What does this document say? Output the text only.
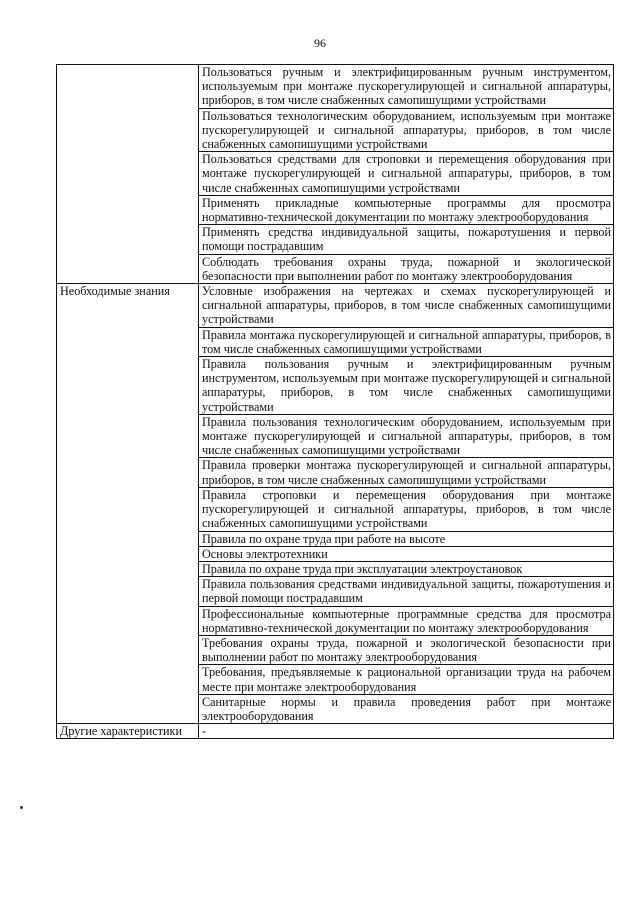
96
	Пользоваться ручным и электрифицированным ручным инструментом, используемым при монтаже пускорегулирующей и сигнальной аппаратуры, приборов, в том числе снабженных самопишущими устройствами
	Пользоваться технологическим оборудованием, используемым при монтаже пускорегулирующей и сигнальной аппаратуры, приборов, в том числе снабженных самопишущими устройствами
	Пользоваться средствами для строповки и перемещения оборудования при монтаже пускорегулирующей и сигнальной аппаратуры, приборов, в том числе снабженных самопишущими устройствами
	Применять прикладные компьютерные программы для просмотра нормативно-технической документации по монтажу электрооборудования
	Применять средства индивидуальной защиты, пожаротушения и первой помощи пострадавшим
	Соблюдать требования охраны труда, пожарной и экологической безопасности при выполнении работ по монтажу электрооборудования
Необходимые знания	Условные изображения на чертежах и схемах пускорегулирующей и сигнальной аппаратуры, приборов, в том числе снабженных самопишущими устройствами
	Правила монтажа пускорегулирующей и сигнальной аппаратуры, приборов, в том числе снабженных самопишущими устройствами
	Правила пользования ручным и электрифицированным ручным инструментом, используемым при монтаже пускорегулирующей и сигнальной аппаратуры, приборов, в том числе снабженных самопишущими устройствами
	Правила пользования технологическим оборудованием, используемым при монтаже пускорегулирующей и сигнальной аппаратуры, приборов, в том числе снабженных самопишущими устройствами
	Правила проверки монтажа пускорегулирующей и сигнальной аппаратуры, приборов, в том числе снабженных самопишущими устройствами
	Правила строповки и перемещения оборудования при монтаже пускорегулирующей и сигнальной аппаратуры, приборов, в том числе снабженных самопишущими устройствами
	Правила по охране труда при работе на высоте
	Основы электротехники
	Правила по охране труда при эксплуатации электроустановок
	Правила пользования средствами индивидуальной защиты, пожаротушения и первой помощи пострадавшим
	Профессиональные компьютерные программные средства для просмотра нормативно-технической документации по монтажу электрооборудования
	Требования охраны труда, пожарной и экологической безопасности при выполнении работ по монтажу электрооборудования
	Требования, предъявляемые к рациональной организации труда на рабочем месте при монтаже электрооборудования
	Санитарные нормы и правила проведения работ при монтаже электрооборудования
Другие характеристики	-
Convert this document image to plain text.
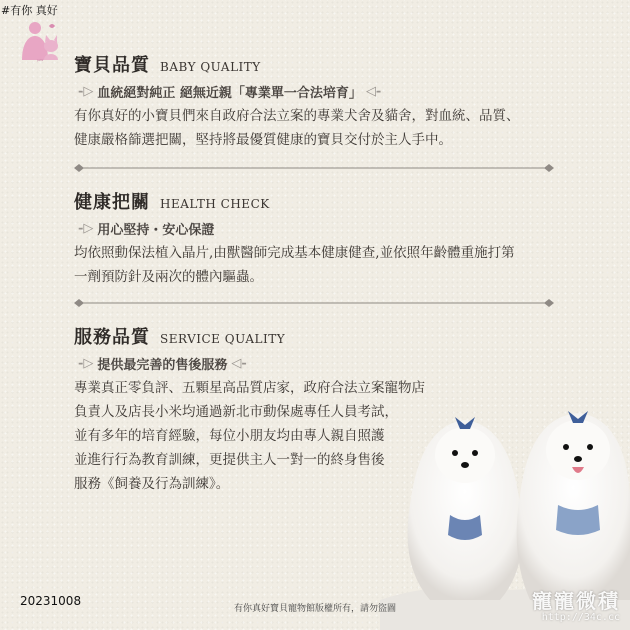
#有你 真好
pets 寶貝品質 BABY QUALITY
-▷ 血統絕對純正 絕無近親「專業單一合法培育」 ◁-
有你真好的小寶貝們來自政府合法立案的專業犬舍及貓舍，對血統、品質、
健康嚴格篩選把關，堅持將最優質健康的寶貝交付於主人手中。
健康把關 HEALTH CHECK
-▷ 用心堅持・安心保證
均依照動保法植入晶片,由獸醫師完成基本健康健查,並依照年齡體重施打第
一劑預防針及兩次的體內驅蟲。
服務品質 SERVICE QUALITY
-▷ 提供最完善的售後服務 ◁-
專業真正零負評、五顆星高品質店家，政府合法立案寵物店
負責人及店長小米均通過新北市動保處專任人員考試，
並有多年的培育經驗，每位小朋友均由專人親自照護
並進行行為教育訓練，更提供主人一對一的終身售後
服務《飼養及行為訓練》。
20231008
有你真好寶貝寵物館版權所有，請勿盜圖	寵寵微積
http://34c.cc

---------------

● **Goal**
Transcribe the full listing character for character. Pictures are excluded.

● **Worked answer**
What does this document say? Output the text only.
96
	Пользоваться ручным и электрифицированным ручным инструментом, используемым при монтаже пускорегулирующей и сигнальной аппаратуры, приборов, в том числе снабженных самопишущими устройствами
	Пользоваться технологическим оборудованием, используемым при монтаже пускорегулирующей и сигнальной аппаратуры, приборов, в том числе снабженных самопишущими устройствами
	Пользоваться средствами для строповки и перемещения оборудования при монтаже пускорегулирующей и сигнальной аппаратуры, приборов, в том числе снабженных самопишущими устройствами
	Применять прикладные компьютерные программы для просмотра нормативно-технической документации по монтажу электрооборудования
	Применять средства индивидуальной защиты, пожаротушения и первой помощи пострадавшим
	Соблюдать требования охраны труда, пожарной и экологической безопасности при выполнении работ по монтажу электрооборудования
Необходимые знания	Условные изображения на чертежах и схемах пускорегулирующей и сигнальной аппаратуры, приборов, в том числе снабженных самопишущими устройствами
	Правила монтажа пускорегулирующей и сигнальной аппаратуры, приборов, в том числе снабженных самопишущими устройствами
	Правила пользования ручным и электрифицированным ручным инструментом, используемым при монтаже пускорегулирующей и сигнальной аппаратуры, приборов, в том числе снабженных самопишущими устройствами
	Правила пользования технологическим оборудованием, используемым при монтаже пускорегулирующей и сигнальной аппаратуры, приборов, в том числе снабженных самопишущими устройствами
	Правила проверки монтажа пускорегулирующей и сигнальной аппаратуры, приборов, в том числе снабженных самопишущими устройствами
	Правила строповки и перемещения оборудования при монтаже пускорегулирующей и сигнальной аппаратуры, приборов, в том числе снабженных самопишущими устройствами
	Правила по охране труда при работе на высоте
	Основы электротехники
	Правила по охране труда при эксплуатации электроустановок
	Правила пользования средствами индивидуальной защиты, пожаротушения и первой помощи пострадавшим
	Профессиональные компьютерные программные средства для просмотра нормативно-технической документации по монтажу электрооборудования
	Требования охраны труда, пожарной и экологической безопасности при выполнении работ по монтажу электрооборудования
	Требования, предъявляемые к рациональной организации труда на рабочем месте при монтаже электрооборудования
	Санитарные нормы и правила проведения работ при монтаже электрооборудования
Другие характеристики	-
Convert this document image to plain text.
#有你 真好
pets 寶貝品質 BABY QUALITY
-▷ 血統絕對純正 絕無近親「專業單一合法培育」 ◁-
有你真好的小寶貝們來自政府合法立案的專業犬舍及貓舍，對血統、品質、
健康嚴格篩選把關，堅持將最優質健康的寶貝交付於主人手中。
健康把關 HEALTH CHECK
-▷ 用心堅持・安心保證
均依照動保法植入晶片,由獸醫師完成基本健康健查,並依照年齡體重施打第
一劑預防針及兩次的體內驅蟲。
服務品質 SERVICE QUALITY
-▷ 提供最完善的售後服務 ◁-
專業真正零負評、五顆星高品質店家，政府合法立案寵物店
負責人及店長小米均通過新北市動保處專任人員考試，
並有多年的培育經驗，每位小朋友均由專人親自照護
並進行行為教育訓練，更提供主人一對一的終身售後
服務《飼養及行為訓練》。
20231008
有你真好寶貝寵物館版權所有，請勿盜圖	寵寵微積
http://34c.cc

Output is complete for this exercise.